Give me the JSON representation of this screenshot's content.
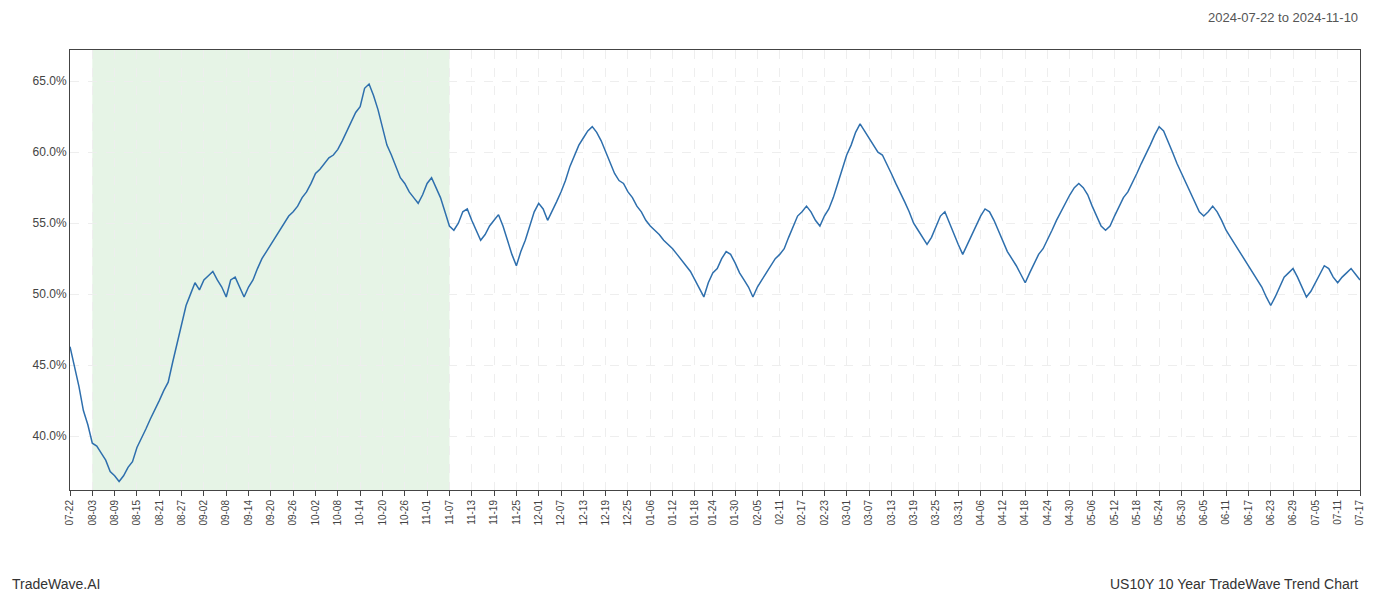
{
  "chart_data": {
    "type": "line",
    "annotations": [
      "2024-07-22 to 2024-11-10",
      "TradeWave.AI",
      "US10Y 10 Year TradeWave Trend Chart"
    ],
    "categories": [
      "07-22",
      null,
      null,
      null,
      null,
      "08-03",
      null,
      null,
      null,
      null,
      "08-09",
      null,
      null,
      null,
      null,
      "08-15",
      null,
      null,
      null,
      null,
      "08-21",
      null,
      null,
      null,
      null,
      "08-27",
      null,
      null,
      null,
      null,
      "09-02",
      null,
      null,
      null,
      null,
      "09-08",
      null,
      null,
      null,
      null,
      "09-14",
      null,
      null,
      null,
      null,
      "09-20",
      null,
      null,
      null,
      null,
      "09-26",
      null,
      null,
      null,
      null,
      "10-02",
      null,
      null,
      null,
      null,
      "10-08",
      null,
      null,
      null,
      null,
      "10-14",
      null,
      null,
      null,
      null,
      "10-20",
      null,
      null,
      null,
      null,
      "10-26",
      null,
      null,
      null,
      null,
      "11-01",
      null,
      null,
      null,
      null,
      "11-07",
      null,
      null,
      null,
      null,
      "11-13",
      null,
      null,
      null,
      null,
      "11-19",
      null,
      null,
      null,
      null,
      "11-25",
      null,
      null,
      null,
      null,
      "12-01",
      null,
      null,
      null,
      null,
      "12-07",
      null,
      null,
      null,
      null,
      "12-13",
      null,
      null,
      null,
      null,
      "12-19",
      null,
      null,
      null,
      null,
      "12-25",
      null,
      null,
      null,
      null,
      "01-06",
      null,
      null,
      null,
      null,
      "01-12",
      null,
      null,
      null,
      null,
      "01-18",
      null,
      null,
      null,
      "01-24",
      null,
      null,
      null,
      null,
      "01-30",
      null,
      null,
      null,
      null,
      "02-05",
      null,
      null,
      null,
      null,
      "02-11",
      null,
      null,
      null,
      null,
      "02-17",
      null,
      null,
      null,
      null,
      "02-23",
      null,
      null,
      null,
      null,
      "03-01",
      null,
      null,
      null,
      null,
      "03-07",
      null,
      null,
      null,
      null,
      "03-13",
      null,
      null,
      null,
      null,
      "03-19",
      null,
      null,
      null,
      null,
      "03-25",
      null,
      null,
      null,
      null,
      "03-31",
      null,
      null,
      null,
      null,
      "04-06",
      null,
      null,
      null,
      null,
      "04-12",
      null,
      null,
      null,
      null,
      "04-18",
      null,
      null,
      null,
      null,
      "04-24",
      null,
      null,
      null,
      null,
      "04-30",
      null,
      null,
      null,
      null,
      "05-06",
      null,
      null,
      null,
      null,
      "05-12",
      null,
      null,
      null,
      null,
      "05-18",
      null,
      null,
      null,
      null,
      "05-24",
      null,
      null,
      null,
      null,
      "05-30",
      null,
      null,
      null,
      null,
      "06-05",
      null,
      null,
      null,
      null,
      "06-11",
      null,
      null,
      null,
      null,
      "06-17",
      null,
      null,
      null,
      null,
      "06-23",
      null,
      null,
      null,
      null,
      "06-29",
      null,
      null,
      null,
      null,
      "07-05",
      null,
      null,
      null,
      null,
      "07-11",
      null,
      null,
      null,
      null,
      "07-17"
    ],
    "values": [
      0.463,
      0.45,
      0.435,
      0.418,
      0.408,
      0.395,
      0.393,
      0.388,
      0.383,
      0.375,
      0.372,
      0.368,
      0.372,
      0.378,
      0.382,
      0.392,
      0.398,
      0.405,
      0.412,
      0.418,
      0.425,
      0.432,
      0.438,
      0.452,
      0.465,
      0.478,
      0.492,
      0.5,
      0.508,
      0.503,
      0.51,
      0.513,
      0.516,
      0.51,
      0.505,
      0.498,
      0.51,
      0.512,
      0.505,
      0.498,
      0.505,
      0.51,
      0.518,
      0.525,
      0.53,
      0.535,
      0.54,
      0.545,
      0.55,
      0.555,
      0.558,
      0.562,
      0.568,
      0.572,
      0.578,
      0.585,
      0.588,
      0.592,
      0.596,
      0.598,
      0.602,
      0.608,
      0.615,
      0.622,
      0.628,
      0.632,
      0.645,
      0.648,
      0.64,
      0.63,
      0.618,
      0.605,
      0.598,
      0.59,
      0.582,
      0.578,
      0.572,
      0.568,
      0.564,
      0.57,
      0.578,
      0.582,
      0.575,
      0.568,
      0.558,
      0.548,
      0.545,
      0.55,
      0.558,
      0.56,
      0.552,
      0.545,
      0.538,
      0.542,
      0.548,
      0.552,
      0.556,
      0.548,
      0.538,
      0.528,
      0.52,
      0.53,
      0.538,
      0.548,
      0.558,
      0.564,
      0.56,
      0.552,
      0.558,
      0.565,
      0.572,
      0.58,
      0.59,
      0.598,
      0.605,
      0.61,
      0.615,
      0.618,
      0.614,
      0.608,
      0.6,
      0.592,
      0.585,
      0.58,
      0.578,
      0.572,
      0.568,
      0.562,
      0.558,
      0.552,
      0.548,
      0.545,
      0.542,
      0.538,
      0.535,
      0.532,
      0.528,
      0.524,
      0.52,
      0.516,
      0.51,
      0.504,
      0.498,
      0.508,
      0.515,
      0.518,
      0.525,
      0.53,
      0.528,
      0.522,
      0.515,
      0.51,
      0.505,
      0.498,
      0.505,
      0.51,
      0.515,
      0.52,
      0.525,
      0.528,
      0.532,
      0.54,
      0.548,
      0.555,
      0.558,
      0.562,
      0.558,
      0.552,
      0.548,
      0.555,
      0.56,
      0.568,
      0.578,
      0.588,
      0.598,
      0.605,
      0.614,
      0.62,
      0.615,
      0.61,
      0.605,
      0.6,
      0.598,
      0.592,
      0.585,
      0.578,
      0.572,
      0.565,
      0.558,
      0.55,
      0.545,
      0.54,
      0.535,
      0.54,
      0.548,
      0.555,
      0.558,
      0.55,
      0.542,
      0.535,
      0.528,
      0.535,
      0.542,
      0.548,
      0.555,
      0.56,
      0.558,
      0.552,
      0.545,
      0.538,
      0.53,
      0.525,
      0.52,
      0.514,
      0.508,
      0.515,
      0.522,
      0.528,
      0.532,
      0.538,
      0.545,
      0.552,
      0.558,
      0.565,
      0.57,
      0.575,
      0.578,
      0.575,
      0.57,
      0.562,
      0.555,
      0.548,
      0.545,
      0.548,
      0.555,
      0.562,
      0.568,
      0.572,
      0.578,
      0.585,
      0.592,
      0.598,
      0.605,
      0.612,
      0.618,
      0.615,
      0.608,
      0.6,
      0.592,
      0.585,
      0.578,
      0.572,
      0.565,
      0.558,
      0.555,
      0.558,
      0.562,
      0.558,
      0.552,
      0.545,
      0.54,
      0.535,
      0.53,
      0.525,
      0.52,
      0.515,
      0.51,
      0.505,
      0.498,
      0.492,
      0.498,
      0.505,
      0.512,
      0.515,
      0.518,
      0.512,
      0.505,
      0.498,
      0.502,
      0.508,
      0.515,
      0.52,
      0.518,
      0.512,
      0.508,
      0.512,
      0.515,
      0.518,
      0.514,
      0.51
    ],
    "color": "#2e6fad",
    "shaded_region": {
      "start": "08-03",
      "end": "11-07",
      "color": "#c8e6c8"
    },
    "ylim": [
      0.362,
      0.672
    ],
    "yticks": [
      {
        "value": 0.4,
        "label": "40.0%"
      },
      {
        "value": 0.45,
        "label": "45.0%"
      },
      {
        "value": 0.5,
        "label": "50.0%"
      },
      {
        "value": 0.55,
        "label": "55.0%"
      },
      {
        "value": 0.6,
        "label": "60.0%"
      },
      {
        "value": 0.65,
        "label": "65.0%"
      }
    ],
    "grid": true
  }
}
=-=-=-=-=
#### Task:
Restate the listing above word for word, and skip the pictures.

#### Answer for this exercise:
Give me the JSON representation of this screenshot's content.
{
  "chart_data": {
    "type": "line",
    "annotations": [
      "2024-07-22 to 2024-11-10",
      "TradeWave.AI",
      "US10Y 10 Year TradeWave Trend Chart"
    ],
    "categories": [
      "07-22",
      null,
      null,
      null,
      null,
      "08-03",
      null,
      null,
      null,
      null,
      "08-09",
      null,
      null,
      null,
      null,
      "08-15",
      null,
      null,
      null,
      null,
      "08-21",
      null,
      null,
      null,
      null,
      "08-27",
      null,
      null,
      null,
      null,
      "09-02",
      null,
      null,
      null,
      null,
      "09-08",
      null,
      null,
      null,
      null,
      "09-14",
      null,
      null,
      null,
      null,
      "09-20",
      null,
      null,
      null,
      null,
      "09-26",
      null,
      null,
      null,
      null,
      "10-02",
      null,
      null,
      null,
      null,
      "10-08",
      null,
      null,
      null,
      null,
      "10-14",
      null,
      null,
      null,
      null,
      "10-20",
      null,
      null,
      null,
      null,
      "10-26",
      null,
      null,
      null,
      null,
      "11-01",
      null,
      null,
      null,
      null,
      "11-07",
      null,
      null,
      null,
      null,
      "11-13",
      null,
      null,
      null,
      null,
      "11-19",
      null,
      null,
      null,
      null,
      "11-25",
      null,
      null,
      null,
      null,
      "12-01",
      null,
      null,
      null,
      null,
      "12-07",
      null,
      null,
      null,
      null,
      "12-13",
      null,
      null,
      null,
      null,
      "12-19",
      null,
      null,
      null,
      null,
      "12-25",
      null,
      null,
      null,
      null,
      "01-06",
      null,
      null,
      null,
      null,
      "01-12",
      null,
      null,
      null,
      null,
      "01-18",
      null,
      null,
      null,
      "01-24",
      null,
      null,
      null,
      null,
      "01-30",
      null,
      null,
      null,
      null,
      "02-05",
      null,
      null,
      null,
      null,
      "02-11",
      null,
      null,
      null,
      null,
      "02-17",
      null,
      null,
      null,
      null,
      "02-23",
      null,
      null,
      null,
      null,
      "03-01",
      null,
      null,
      null,
      null,
      "03-07",
      null,
      null,
      null,
      null,
      "03-13",
      null,
      null,
      null,
      null,
      "03-19",
      null,
      null,
      null,
      null,
      "03-25",
      null,
      null,
      null,
      null,
      "03-31",
      null,
      null,
      null,
      null,
      "04-06",
      null,
      null,
      null,
      null,
      "04-12",
      null,
      null,
      null,
      null,
      "04-18",
      null,
      null,
      null,
      null,
      "04-24",
      null,
      null,
      null,
      null,
      "04-30",
      null,
      null,
      null,
      null,
      "05-06",
      null,
      null,
      null,
      null,
      "05-12",
      null,
      null,
      null,
      null,
      "05-18",
      null,
      null,
      null,
      null,
      "05-24",
      null,
      null,
      null,
      null,
      "05-30",
      null,
      null,
      null,
      null,
      "06-05",
      null,
      null,
      null,
      null,
      "06-11",
      null,
      null,
      null,
      null,
      "06-17",
      null,
      null,
      null,
      null,
      "06-23",
      null,
      null,
      null,
      null,
      "06-29",
      null,
      null,
      null,
      null,
      "07-05",
      null,
      null,
      null,
      null,
      "07-11",
      null,
      null,
      null,
      null,
      "07-17"
    ],
    "values": [
      0.463,
      0.45,
      0.435,
      0.418,
      0.408,
      0.395,
      0.393,
      0.388,
      0.383,
      0.375,
      0.372,
      0.368,
      0.372,
      0.378,
      0.382,
      0.392,
      0.398,
      0.405,
      0.412,
      0.418,
      0.425,
      0.432,
      0.438,
      0.452,
      0.465,
      0.478,
      0.492,
      0.5,
      0.508,
      0.503,
      0.51,
      0.513,
      0.516,
      0.51,
      0.505,
      0.498,
      0.51,
      0.512,
      0.505,
      0.498,
      0.505,
      0.51,
      0.518,
      0.525,
      0.53,
      0.535,
      0.54,
      0.545,
      0.55,
      0.555,
      0.558,
      0.562,
      0.568,
      0.572,
      0.578,
      0.585,
      0.588,
      0.592,
      0.596,
      0.598,
      0.602,
      0.608,
      0.615,
      0.622,
      0.628,
      0.632,
      0.645,
      0.648,
      0.64,
      0.63,
      0.618,
      0.605,
      0.598,
      0.59,
      0.582,
      0.578,
      0.572,
      0.568,
      0.564,
      0.57,
      0.578,
      0.582,
      0.575,
      0.568,
      0.558,
      0.548,
      0.545,
      0.55,
      0.558,
      0.56,
      0.552,
      0.545,
      0.538,
      0.542,
      0.548,
      0.552,
      0.556,
      0.548,
      0.538,
      0.528,
      0.52,
      0.53,
      0.538,
      0.548,
      0.558,
      0.564,
      0.56,
      0.552,
      0.558,
      0.565,
      0.572,
      0.58,
      0.59,
      0.598,
      0.605,
      0.61,
      0.615,
      0.618,
      0.614,
      0.608,
      0.6,
      0.592,
      0.585,
      0.58,
      0.578,
      0.572,
      0.568,
      0.562,
      0.558,
      0.552,
      0.548,
      0.545,
      0.542,
      0.538,
      0.535,
      0.532,
      0.528,
      0.524,
      0.52,
      0.516,
      0.51,
      0.504,
      0.498,
      0.508,
      0.515,
      0.518,
      0.525,
      0.53,
      0.528,
      0.522,
      0.515,
      0.51,
      0.505,
      0.498,
      0.505,
      0.51,
      0.515,
      0.52,
      0.525,
      0.528,
      0.532,
      0.54,
      0.548,
      0.555,
      0.558,
      0.562,
      0.558,
      0.552,
      0.548,
      0.555,
      0.56,
      0.568,
      0.578,
      0.588,
      0.598,
      0.605,
      0.614,
      0.62,
      0.615,
      0.61,
      0.605,
      0.6,
      0.598,
      0.592,
      0.585,
      0.578,
      0.572,
      0.565,
      0.558,
      0.55,
      0.545,
      0.54,
      0.535,
      0.54,
      0.548,
      0.555,
      0.558,
      0.55,
      0.542,
      0.535,
      0.528,
      0.535,
      0.542,
      0.548,
      0.555,
      0.56,
      0.558,
      0.552,
      0.545,
      0.538,
      0.53,
      0.525,
      0.52,
      0.514,
      0.508,
      0.515,
      0.522,
      0.528,
      0.532,
      0.538,
      0.545,
      0.552,
      0.558,
      0.565,
      0.57,
      0.575,
      0.578,
      0.575,
      0.57,
      0.562,
      0.555,
      0.548,
      0.545,
      0.548,
      0.555,
      0.562,
      0.568,
      0.572,
      0.578,
      0.585,
      0.592,
      0.598,
      0.605,
      0.612,
      0.618,
      0.615,
      0.608,
      0.6,
      0.592,
      0.585,
      0.578,
      0.572,
      0.565,
      0.558,
      0.555,
      0.558,
      0.562,
      0.558,
      0.552,
      0.545,
      0.54,
      0.535,
      0.53,
      0.525,
      0.52,
      0.515,
      0.51,
      0.505,
      0.498,
      0.492,
      0.498,
      0.505,
      0.512,
      0.515,
      0.518,
      0.512,
      0.505,
      0.498,
      0.502,
      0.508,
      0.515,
      0.52,
      0.518,
      0.512,
      0.508,
      0.512,
      0.515,
      0.518,
      0.514,
      0.51
    ],
    "color": "#2e6fad",
    "shaded_region": {
      "start": "08-03",
      "end": "11-07",
      "color": "#c8e6c8"
    },
    "ylim": [
      0.362,
      0.672
    ],
    "yticks": [
      {
        "value": 0.4,
        "label": "40.0%"
      },
      {
        "value": 0.45,
        "label": "45.0%"
      },
      {
        "value": 0.5,
        "label": "50.0%"
      },
      {
        "value": 0.55,
        "label": "55.0%"
      },
      {
        "value": 0.6,
        "label": "60.0%"
      },
      {
        "value": 0.65,
        "label": "65.0%"
      }
    ],
    "grid": true
  }
}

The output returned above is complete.